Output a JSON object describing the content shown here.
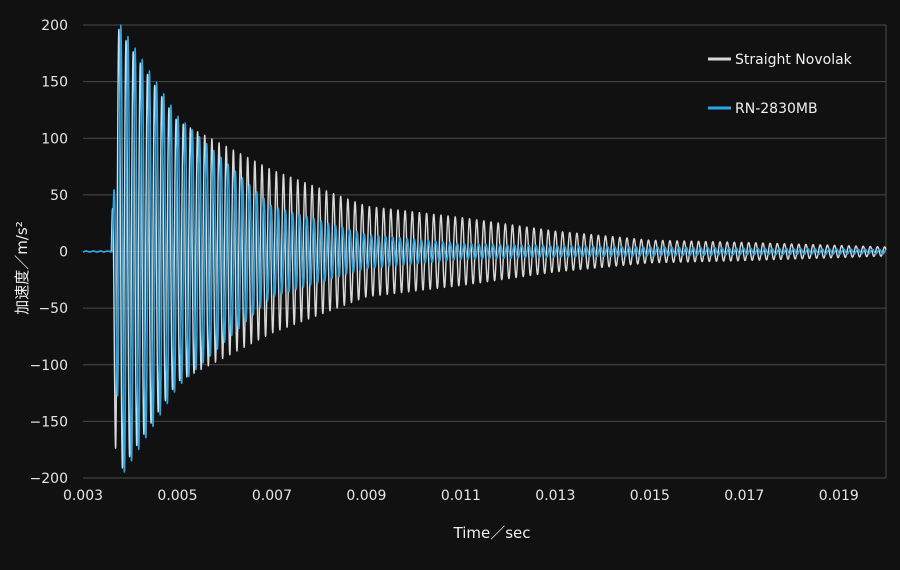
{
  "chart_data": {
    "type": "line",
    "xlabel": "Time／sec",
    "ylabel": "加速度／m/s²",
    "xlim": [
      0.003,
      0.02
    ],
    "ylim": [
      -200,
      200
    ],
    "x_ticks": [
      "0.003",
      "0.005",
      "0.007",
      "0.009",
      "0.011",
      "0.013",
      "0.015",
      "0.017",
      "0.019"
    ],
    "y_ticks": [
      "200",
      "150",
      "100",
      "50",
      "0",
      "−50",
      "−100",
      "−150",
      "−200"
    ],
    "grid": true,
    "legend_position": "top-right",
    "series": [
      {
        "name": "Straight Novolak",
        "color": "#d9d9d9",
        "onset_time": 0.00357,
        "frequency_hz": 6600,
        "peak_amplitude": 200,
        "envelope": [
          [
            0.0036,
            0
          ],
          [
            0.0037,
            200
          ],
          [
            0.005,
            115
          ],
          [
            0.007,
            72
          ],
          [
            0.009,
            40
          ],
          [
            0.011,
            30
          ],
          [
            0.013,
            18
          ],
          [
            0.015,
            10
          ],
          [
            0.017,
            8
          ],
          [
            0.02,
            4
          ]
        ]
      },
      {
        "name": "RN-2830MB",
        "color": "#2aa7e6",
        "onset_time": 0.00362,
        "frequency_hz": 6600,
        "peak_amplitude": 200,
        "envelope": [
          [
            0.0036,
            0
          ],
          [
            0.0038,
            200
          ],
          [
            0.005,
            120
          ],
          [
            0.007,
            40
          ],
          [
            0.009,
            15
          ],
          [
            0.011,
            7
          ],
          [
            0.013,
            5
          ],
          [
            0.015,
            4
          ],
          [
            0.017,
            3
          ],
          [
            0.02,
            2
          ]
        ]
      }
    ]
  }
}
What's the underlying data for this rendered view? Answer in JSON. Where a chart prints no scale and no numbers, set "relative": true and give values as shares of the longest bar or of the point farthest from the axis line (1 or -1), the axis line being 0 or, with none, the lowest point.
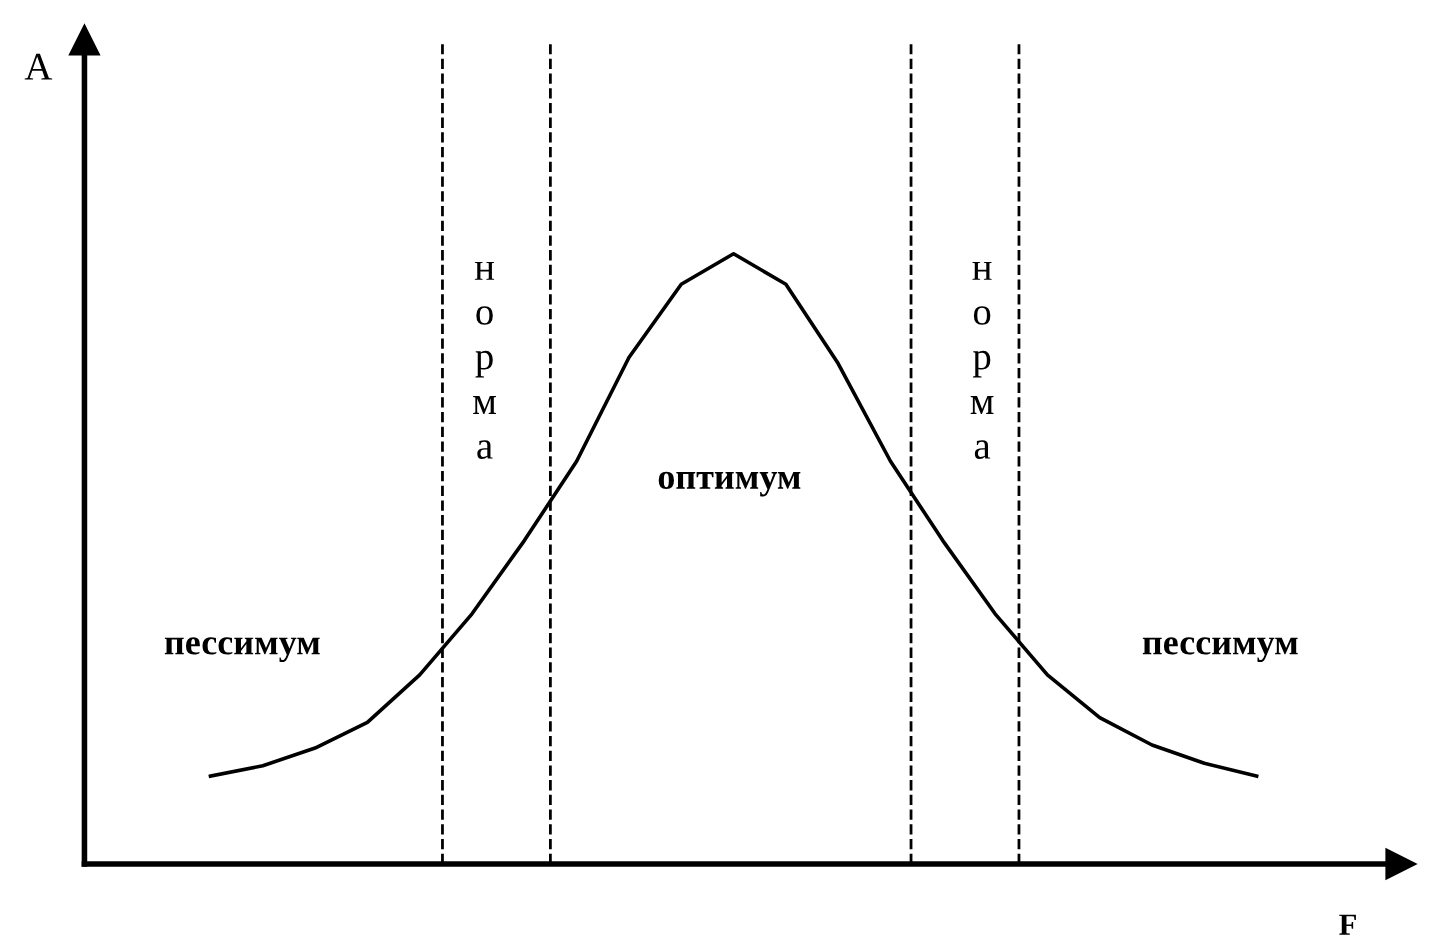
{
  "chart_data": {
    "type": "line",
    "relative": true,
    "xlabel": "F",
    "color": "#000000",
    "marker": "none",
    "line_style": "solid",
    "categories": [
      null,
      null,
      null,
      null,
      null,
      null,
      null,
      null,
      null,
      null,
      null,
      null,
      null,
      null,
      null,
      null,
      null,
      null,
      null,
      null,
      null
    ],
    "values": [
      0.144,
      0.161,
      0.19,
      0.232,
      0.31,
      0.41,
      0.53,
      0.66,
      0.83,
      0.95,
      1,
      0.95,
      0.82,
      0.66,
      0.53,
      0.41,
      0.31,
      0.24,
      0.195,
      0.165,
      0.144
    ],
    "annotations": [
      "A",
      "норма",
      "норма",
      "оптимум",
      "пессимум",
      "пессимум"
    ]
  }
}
********
▶ [WHAT THE TASK REQUIRES]: Write out, exactly as given, the line containing "What's the underlying" and every line after it through the end, with no pictures.

▶ [ANSWER TO THE TASK]:
What's the underlying data for this rendered view? Answer in JSON. Where a chart prints no scale and no numbers, set "relative": true and give values as shares of the longest bar or of the point farthest from the axis line (1 or -1), the axis line being 0 or, with none, the lowest point.
{
  "chart_data": {
    "type": "line",
    "relative": true,
    "xlabel": "F",
    "color": "#000000",
    "marker": "none",
    "line_style": "solid",
    "categories": [
      null,
      null,
      null,
      null,
      null,
      null,
      null,
      null,
      null,
      null,
      null,
      null,
      null,
      null,
      null,
      null,
      null,
      null,
      null,
      null,
      null
    ],
    "values": [
      0.144,
      0.161,
      0.19,
      0.232,
      0.31,
      0.41,
      0.53,
      0.66,
      0.83,
      0.95,
      1,
      0.95,
      0.82,
      0.66,
      0.53,
      0.41,
      0.31,
      0.24,
      0.195,
      0.165,
      0.144
    ],
    "annotations": [
      "A",
      "норма",
      "норма",
      "оптимум",
      "пессимум",
      "пессимум"
    ]
  }
}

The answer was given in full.